What needs to be done:
Track down every line below that holds "Deutschland" and copy it.
begin Provided information
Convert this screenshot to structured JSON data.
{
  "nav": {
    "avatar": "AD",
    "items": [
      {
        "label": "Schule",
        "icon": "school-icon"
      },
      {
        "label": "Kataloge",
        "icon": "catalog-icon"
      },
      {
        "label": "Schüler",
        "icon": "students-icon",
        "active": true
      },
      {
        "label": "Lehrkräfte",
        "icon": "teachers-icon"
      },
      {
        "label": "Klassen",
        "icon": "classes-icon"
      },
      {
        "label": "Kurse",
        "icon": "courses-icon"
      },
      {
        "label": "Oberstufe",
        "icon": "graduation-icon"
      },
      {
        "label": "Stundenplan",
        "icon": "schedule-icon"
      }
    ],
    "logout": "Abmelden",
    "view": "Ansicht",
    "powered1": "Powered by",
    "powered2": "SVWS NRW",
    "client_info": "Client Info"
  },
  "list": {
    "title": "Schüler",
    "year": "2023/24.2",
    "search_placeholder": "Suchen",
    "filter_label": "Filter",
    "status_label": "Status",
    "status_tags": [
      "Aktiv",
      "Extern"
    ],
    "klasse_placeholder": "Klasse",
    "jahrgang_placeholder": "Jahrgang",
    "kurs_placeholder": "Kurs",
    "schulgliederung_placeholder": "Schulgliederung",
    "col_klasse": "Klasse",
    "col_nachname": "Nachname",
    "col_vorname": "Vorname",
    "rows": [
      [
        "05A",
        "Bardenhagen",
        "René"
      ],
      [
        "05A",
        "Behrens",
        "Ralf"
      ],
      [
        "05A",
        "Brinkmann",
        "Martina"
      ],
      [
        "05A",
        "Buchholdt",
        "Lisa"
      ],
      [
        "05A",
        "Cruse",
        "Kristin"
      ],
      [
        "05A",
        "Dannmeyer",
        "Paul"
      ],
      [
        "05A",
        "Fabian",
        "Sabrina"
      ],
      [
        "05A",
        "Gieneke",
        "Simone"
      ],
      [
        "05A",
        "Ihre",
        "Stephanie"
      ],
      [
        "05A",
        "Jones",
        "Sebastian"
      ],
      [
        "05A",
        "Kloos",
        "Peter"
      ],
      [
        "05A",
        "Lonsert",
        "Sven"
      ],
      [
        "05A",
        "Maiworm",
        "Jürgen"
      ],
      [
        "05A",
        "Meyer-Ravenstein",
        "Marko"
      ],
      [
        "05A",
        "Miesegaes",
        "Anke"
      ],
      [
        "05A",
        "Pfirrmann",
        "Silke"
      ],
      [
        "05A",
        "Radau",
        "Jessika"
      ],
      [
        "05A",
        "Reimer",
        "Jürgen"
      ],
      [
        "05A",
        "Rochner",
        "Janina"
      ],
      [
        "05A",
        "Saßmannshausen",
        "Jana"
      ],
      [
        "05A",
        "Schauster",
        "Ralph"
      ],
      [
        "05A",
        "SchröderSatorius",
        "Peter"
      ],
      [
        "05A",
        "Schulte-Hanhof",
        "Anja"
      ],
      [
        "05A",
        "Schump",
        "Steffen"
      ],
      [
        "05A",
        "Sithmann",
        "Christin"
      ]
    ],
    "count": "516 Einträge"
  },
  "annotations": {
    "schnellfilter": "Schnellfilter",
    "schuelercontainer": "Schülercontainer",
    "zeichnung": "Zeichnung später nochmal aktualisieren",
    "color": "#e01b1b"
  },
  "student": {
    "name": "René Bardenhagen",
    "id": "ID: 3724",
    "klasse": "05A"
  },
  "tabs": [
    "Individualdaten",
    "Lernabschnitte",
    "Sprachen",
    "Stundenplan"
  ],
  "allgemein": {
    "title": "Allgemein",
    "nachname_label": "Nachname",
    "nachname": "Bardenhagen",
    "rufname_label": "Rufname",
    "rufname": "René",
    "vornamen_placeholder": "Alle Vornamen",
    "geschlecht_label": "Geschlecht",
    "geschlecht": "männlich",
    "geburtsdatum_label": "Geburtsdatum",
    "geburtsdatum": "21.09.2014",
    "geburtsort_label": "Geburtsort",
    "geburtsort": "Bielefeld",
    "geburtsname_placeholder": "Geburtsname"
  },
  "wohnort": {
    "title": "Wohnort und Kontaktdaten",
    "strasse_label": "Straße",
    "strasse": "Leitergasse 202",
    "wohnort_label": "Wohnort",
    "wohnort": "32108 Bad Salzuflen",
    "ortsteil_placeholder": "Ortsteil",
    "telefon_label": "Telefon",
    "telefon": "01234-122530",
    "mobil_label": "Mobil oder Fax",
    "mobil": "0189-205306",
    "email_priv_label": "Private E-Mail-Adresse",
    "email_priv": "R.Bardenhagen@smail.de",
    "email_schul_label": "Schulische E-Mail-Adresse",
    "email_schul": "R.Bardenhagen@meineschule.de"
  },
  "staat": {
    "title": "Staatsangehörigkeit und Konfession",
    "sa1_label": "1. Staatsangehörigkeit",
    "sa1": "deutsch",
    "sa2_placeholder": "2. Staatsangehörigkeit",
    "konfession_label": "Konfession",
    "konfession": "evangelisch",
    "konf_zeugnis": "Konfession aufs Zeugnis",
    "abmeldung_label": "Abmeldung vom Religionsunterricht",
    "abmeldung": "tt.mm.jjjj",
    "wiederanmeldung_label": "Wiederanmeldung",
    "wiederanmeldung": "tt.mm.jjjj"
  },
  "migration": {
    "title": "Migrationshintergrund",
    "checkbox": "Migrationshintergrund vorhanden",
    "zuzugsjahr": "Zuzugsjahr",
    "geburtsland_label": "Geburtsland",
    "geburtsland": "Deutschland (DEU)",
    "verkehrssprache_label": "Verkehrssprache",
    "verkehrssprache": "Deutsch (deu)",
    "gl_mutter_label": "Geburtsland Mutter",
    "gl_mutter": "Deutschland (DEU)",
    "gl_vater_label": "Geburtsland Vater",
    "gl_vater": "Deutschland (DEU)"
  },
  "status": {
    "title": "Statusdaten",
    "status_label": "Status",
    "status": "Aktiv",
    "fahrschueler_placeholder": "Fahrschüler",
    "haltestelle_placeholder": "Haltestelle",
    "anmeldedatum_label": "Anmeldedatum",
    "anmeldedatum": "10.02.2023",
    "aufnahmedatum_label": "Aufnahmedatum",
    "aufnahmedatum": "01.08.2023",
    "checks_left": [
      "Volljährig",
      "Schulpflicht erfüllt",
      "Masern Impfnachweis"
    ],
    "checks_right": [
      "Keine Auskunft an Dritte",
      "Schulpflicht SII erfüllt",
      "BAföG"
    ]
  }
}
end Provided information
Completed task:
    "geburtsland": "Deutschland (DEU)",
    "gl_mutter": "Deutschland (DEU)",
    "gl_vater": "Deutschland (DEU)"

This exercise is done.